> YOUR TASK
Repeat the full listing, word for word.

>> BEGIN RECORDS PROVIDED

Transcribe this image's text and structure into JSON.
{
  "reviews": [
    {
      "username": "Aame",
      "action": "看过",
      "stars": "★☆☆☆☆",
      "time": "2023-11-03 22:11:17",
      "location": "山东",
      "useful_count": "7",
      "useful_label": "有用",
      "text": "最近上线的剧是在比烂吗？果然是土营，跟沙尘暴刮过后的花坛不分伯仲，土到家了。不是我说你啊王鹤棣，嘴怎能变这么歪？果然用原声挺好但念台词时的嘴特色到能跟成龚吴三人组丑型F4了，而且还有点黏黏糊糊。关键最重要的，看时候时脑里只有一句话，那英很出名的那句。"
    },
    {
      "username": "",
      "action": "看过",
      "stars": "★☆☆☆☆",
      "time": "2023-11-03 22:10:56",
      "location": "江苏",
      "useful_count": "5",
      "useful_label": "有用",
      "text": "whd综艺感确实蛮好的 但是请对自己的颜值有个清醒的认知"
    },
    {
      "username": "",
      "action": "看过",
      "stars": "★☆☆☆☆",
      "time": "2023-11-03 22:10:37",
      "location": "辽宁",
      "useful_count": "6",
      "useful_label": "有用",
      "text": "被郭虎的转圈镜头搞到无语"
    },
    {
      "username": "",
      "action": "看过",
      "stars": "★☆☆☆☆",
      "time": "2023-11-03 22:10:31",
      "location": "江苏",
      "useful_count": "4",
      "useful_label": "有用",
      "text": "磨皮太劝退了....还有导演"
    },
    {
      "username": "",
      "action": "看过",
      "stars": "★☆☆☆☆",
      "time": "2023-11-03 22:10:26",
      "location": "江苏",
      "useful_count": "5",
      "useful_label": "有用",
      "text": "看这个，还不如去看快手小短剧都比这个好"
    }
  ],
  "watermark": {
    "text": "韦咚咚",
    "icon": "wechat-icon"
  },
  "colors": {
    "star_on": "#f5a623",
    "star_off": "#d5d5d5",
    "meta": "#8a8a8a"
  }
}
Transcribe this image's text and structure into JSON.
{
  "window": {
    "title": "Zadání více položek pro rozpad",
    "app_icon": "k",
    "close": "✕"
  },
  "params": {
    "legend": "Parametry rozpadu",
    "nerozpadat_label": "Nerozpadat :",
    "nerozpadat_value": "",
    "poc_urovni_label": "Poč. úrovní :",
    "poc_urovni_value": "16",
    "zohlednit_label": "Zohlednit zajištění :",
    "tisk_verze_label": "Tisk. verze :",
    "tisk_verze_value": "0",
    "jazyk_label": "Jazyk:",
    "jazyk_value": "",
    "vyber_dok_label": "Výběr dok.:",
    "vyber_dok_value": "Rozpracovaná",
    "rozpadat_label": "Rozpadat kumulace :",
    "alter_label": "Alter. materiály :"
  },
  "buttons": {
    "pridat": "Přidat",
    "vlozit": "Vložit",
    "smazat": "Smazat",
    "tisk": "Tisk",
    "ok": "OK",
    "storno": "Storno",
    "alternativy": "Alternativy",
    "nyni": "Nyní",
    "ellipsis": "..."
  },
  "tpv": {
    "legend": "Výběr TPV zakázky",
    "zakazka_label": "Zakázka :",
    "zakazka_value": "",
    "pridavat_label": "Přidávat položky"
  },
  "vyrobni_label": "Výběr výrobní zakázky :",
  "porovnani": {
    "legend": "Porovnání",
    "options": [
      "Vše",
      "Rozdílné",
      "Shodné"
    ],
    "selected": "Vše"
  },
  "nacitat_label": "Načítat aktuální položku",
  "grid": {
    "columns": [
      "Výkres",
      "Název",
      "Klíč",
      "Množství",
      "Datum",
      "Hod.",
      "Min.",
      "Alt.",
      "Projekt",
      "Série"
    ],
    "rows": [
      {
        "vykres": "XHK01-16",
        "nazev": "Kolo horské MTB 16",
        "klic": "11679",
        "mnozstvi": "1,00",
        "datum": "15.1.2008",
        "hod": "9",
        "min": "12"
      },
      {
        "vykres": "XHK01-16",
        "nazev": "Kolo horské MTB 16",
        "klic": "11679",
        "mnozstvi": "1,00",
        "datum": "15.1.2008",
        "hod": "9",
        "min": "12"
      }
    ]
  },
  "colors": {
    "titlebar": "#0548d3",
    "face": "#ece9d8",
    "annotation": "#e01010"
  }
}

>> END RECORDS PROVIDED

> COMPLETE ANSWER
Transcribe this image's text and structure into JSON.
{
  "reviews": [
    {
      "username": "Aame",
      "action": "看过",
      "stars": "★☆☆☆☆",
      "time": "2023-11-03 22:11:17",
      "location": "山东",
      "useful_count": "7",
      "useful_label": "有用",
      "text": "最近上线的剧是在比烂吗？果然是土营，跟沙尘暴刮过后的花坛不分伯仲，土到家了。不是我说你啊王鹤棣，嘴怎能变这么歪？果然用原声挺好但念台词时的嘴特色到能跟成龚吴三人组丑型F4了，而且还有点黏黏糊糊。关键最重要的，看时候时脑里只有一句话，那英很出名的那句。"
    },
    {
      "username": "",
      "action": "看过",
      "stars": "★☆☆☆☆",
      "time": "2023-11-03 22:10:56",
      "location": "江苏",
      "useful_count": "5",
      "useful_label": "有用",
      "text": "whd综艺感确实蛮好的 但是请对自己的颜值有个清醒的认知"
    },
    {
      "username": "",
      "action": "看过",
      "stars": "★☆☆☆☆",
      "time": "2023-11-03 22:10:37",
      "location": "辽宁",
      "useful_count": "6",
      "useful_label": "有用",
      "text": "被郭虎的转圈镜头搞到无语"
    },
    {
      "username": "",
      "action": "看过",
      "stars": "★☆☆☆☆",
      "time": "2023-11-03 22:10:31",
      "location": "江苏",
      "useful_count": "4",
      "useful_label": "有用",
      "text": "磨皮太劝退了....还有导演"
    },
    {
      "username": "",
      "action": "看过",
      "stars": "★☆☆☆☆",
      "time": "2023-11-03 22:10:26",
      "location": "江苏",
      "useful_count": "5",
      "useful_label": "有用",
      "text": "看这个，还不如去看快手小短剧都比这个好"
    }
  ],
  "watermark": {
    "text": "韦咚咚",
    "icon": "wechat-icon"
  },
  "colors": {
    "star_on": "#f5a623",
    "star_off": "#d5d5d5",
    "meta": "#8a8a8a"
  }
}
Transcribe this image's text and structure into JSON.
{
  "window": {
    "title": "Zadání více položek pro rozpad",
    "app_icon": "k",
    "close": "✕"
  },
  "params": {
    "legend": "Parametry rozpadu",
    "nerozpadat_label": "Nerozpadat :",
    "nerozpadat_value": "",
    "poc_urovni_label": "Poč. úrovní :",
    "poc_urovni_value": "16",
    "zohlednit_label": "Zohlednit zajištění :",
    "tisk_verze_label": "Tisk. verze :",
    "tisk_verze_value": "0",
    "jazyk_label": "Jazyk:",
    "jazyk_value": "",
    "vyber_dok_label": "Výběr dok.:",
    "vyber_dok_value": "Rozpracovaná",
    "rozpadat_label": "Rozpadat kumulace :",
    "alter_label": "Alter. materiály :"
  },
  "buttons": {
    "pridat": "Přidat",
    "vlozit": "Vložit",
    "smazat": "Smazat",
    "tisk": "Tisk",
    "ok": "OK",
    "storno": "Storno",
    "alternativy": "Alternativy",
    "nyni": "Nyní",
    "ellipsis": "..."
  },
  "tpv": {
    "legend": "Výběr TPV zakázky",
    "zakazka_label": "Zakázka :",
    "zakazka_value": "",
    "pridavat_label": "Přidávat položky"
  },
  "vyrobni_label": "Výběr výrobní zakázky :",
  "porovnani": {
    "legend": "Porovnání",
    "options": [
      "Vše",
      "Rozdílné",
      "Shodné"
    ],
    "selected": "Vše"
  },
  "nacitat_label": "Načítat aktuální položku",
  "grid": {
    "columns": [
      "Výkres",
      "Název",
      "Klíč",
      "Množství",
      "Datum",
      "Hod.",
      "Min.",
      "Alt.",
      "Projekt",
      "Série"
    ],
    "rows": [
      {
        "vykres": "XHK01-16",
        "nazev": "Kolo horské MTB 16",
        "klic": "11679",
        "mnozstvi": "1,00",
        "datum": "15.1.2008",
        "hod": "9",
        "min": "12"
      },
      {
        "vykres": "XHK01-16",
        "nazev": "Kolo horské MTB 16",
        "klic": "11679",
        "mnozstvi": "1,00",
        "datum": "15.1.2008",
        "hod": "9",
        "min": "12"
      }
    ]
  },
  "colors": {
    "titlebar": "#0548d3",
    "face": "#ece9d8",
    "annotation": "#e01010"
  }
}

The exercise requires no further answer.